PROBLEM: Report every line in the listing that contains the string "Comm".

Figure content listings:
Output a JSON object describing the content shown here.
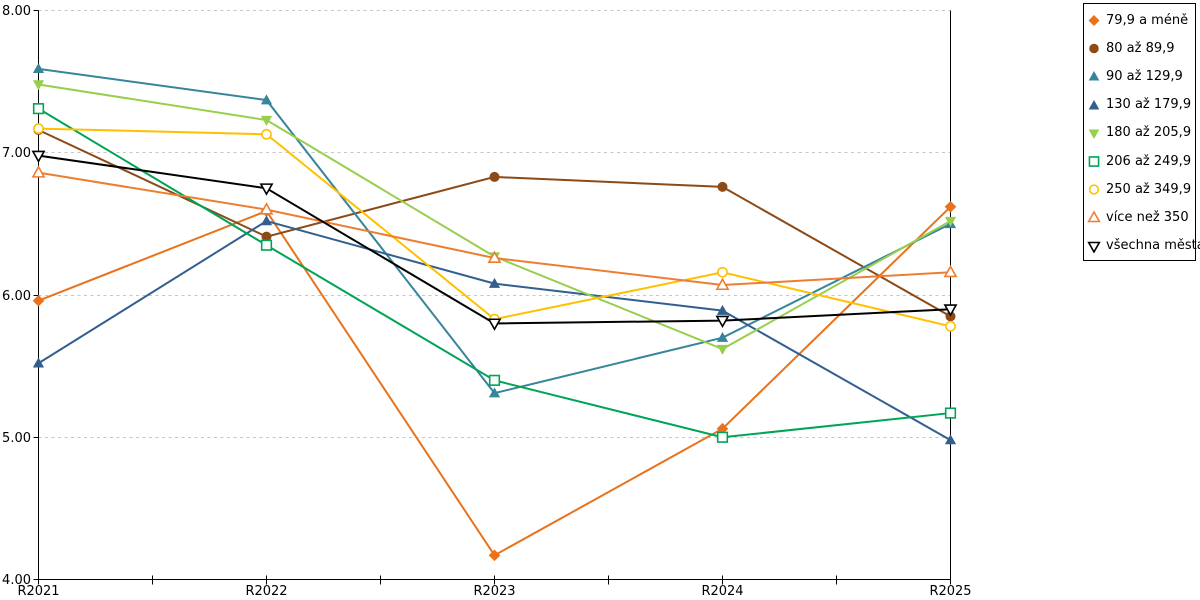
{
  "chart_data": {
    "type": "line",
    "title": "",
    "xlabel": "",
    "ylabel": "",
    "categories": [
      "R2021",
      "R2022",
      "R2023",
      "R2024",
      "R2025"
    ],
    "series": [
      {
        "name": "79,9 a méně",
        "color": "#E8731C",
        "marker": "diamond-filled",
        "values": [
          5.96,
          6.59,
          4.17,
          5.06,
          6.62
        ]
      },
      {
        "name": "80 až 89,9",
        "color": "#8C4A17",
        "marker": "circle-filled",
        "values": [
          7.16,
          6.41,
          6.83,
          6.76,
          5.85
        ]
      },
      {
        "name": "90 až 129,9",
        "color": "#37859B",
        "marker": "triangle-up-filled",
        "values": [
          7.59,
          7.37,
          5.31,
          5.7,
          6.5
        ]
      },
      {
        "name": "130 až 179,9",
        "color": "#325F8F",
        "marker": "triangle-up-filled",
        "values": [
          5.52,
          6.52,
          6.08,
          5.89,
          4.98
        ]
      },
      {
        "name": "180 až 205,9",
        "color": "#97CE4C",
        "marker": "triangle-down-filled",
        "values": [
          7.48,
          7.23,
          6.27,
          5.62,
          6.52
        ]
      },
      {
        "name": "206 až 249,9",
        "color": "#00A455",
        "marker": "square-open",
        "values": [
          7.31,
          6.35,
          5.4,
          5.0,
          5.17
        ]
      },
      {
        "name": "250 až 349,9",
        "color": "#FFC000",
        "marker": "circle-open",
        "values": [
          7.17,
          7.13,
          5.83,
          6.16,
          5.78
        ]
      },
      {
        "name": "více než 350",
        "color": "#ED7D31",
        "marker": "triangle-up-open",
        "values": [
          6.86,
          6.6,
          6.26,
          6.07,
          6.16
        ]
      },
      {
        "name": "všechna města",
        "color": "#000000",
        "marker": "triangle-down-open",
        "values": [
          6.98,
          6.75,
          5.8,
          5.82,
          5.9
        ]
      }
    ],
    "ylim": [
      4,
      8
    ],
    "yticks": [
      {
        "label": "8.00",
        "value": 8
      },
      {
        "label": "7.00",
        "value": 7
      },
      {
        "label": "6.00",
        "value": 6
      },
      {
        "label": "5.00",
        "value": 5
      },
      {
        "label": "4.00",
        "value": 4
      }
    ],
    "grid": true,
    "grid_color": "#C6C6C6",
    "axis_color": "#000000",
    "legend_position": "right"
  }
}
---
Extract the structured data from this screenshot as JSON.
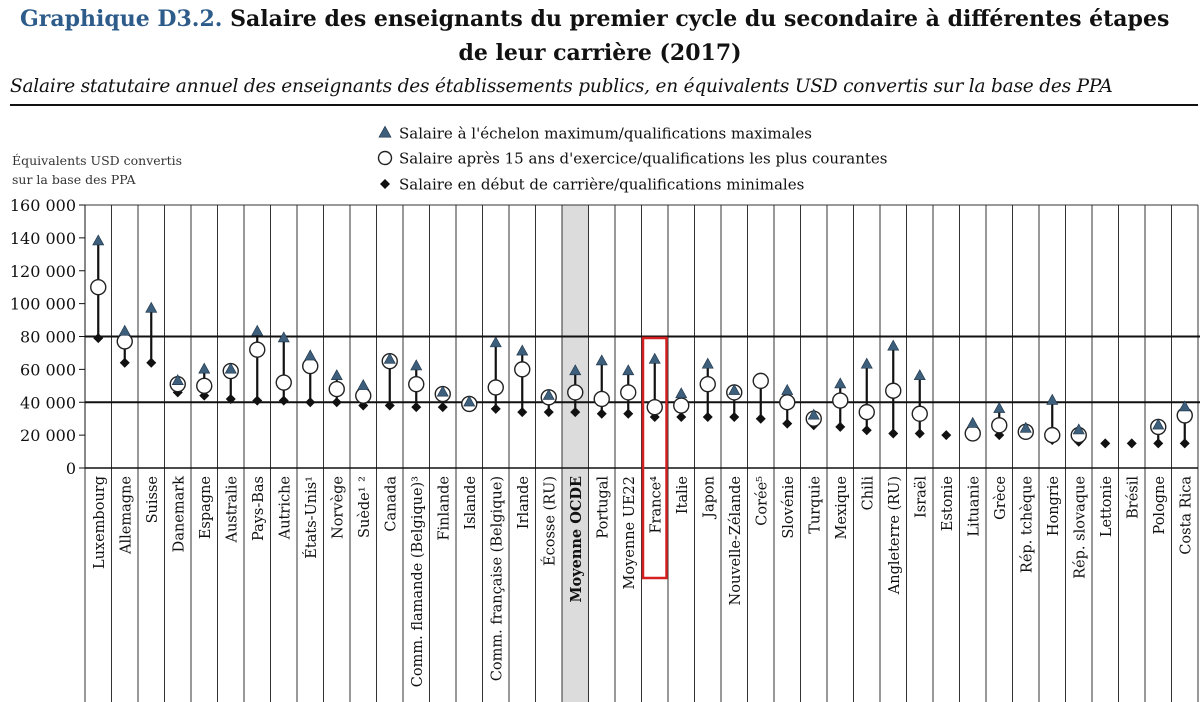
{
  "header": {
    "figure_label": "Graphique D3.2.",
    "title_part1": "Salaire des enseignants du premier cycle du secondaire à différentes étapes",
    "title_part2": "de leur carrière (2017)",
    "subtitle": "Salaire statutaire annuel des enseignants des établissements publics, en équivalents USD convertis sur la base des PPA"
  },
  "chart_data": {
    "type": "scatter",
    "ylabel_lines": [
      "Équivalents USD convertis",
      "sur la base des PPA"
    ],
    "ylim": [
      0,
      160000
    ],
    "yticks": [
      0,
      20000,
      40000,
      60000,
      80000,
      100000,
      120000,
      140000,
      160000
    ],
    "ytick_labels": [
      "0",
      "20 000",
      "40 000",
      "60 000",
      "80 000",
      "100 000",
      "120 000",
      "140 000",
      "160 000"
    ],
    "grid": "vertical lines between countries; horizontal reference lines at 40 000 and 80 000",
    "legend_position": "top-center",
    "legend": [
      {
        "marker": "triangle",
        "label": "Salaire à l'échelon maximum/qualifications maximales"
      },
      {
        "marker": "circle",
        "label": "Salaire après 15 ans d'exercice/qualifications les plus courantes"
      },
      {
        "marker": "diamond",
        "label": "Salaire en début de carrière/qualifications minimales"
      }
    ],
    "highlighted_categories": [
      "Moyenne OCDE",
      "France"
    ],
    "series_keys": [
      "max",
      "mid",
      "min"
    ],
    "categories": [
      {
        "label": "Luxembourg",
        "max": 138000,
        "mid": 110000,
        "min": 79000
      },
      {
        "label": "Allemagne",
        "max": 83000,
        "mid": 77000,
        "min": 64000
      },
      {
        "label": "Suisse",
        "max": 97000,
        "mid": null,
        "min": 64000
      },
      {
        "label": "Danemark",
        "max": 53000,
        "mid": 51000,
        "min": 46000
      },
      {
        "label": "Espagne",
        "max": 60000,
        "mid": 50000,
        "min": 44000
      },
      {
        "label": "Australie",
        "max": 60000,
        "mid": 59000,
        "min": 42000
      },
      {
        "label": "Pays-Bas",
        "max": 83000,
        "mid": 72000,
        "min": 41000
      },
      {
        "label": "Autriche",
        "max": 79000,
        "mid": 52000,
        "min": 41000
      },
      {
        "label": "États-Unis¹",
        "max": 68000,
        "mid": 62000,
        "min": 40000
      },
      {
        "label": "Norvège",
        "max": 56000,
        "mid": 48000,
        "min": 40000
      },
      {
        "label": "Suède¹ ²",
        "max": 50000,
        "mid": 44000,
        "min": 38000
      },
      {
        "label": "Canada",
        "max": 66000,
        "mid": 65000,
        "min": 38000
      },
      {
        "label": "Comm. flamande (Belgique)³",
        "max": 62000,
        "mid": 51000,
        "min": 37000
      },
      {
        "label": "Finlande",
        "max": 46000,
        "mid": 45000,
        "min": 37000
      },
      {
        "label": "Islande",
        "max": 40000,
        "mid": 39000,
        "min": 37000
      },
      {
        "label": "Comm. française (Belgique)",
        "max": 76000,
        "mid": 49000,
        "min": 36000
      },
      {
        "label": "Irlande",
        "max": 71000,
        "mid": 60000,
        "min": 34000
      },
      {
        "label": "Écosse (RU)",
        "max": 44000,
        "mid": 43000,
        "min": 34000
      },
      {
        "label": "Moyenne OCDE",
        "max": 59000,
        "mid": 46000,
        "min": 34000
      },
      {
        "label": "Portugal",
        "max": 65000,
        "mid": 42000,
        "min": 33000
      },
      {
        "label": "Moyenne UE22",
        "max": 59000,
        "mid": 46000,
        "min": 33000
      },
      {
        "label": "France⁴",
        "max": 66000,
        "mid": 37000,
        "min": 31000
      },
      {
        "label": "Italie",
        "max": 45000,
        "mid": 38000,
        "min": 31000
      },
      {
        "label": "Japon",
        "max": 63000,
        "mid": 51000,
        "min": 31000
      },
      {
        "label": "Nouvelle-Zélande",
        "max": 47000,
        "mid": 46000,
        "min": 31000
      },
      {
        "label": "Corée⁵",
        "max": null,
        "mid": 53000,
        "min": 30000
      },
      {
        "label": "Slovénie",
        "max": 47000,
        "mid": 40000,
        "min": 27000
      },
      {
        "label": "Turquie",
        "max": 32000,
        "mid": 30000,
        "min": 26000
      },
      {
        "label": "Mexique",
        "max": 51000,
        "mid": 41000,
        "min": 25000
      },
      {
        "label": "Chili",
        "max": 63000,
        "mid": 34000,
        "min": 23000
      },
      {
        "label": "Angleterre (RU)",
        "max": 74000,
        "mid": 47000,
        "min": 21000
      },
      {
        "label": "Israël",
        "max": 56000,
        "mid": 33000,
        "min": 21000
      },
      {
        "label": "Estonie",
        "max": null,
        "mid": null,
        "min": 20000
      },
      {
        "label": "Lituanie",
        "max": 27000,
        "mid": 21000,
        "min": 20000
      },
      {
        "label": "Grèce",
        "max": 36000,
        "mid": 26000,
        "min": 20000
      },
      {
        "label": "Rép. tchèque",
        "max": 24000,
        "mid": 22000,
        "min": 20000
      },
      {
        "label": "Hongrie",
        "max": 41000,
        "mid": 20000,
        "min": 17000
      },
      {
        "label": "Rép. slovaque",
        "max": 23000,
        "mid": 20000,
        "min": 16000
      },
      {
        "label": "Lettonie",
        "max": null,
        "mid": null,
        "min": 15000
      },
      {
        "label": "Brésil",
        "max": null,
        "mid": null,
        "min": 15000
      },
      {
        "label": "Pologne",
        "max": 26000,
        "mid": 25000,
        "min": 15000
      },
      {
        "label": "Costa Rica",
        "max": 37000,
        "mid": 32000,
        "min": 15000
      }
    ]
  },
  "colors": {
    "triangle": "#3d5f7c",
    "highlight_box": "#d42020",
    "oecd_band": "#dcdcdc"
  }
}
...
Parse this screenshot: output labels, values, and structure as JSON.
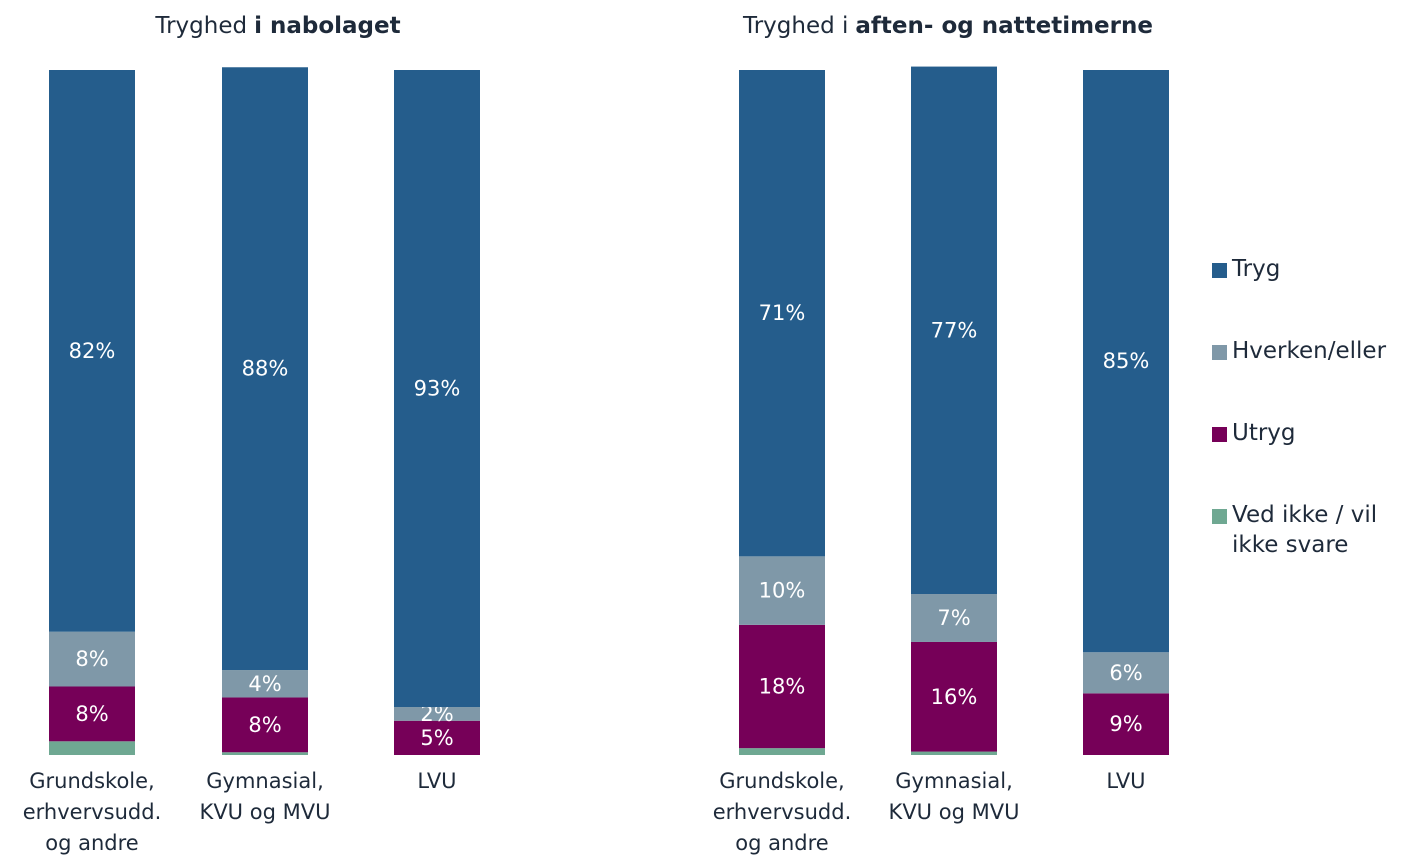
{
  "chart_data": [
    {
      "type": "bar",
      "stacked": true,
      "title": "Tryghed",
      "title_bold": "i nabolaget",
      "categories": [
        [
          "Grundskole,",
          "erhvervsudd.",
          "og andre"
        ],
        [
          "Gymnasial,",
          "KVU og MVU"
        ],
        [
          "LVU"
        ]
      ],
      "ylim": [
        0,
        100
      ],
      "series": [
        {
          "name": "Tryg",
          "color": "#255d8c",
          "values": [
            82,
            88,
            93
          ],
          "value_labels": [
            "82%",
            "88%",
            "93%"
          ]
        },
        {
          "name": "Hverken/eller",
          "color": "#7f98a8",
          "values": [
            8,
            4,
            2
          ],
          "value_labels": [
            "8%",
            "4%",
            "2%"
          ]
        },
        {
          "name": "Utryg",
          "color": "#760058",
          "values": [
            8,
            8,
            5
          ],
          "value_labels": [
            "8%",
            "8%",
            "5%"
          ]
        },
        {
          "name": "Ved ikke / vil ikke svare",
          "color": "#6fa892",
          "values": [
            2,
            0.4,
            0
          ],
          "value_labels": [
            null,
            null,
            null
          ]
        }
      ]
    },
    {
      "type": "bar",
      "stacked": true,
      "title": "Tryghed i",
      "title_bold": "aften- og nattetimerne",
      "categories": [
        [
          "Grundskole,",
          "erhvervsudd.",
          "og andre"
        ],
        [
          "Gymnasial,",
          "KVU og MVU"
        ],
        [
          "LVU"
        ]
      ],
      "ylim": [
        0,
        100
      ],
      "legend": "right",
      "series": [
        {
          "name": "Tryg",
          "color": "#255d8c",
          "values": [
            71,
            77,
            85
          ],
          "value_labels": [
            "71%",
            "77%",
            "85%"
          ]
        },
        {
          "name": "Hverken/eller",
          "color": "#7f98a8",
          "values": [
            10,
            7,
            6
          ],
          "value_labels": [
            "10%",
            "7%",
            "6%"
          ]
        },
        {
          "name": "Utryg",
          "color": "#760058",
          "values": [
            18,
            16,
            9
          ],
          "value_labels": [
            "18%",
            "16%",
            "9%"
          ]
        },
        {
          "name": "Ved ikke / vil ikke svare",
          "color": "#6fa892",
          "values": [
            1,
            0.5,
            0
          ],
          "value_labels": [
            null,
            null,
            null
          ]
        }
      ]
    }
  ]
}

REPLY:
        "label": "Comm. flamande (Belgique)³",
        "label": "Comm. française (Belgique)",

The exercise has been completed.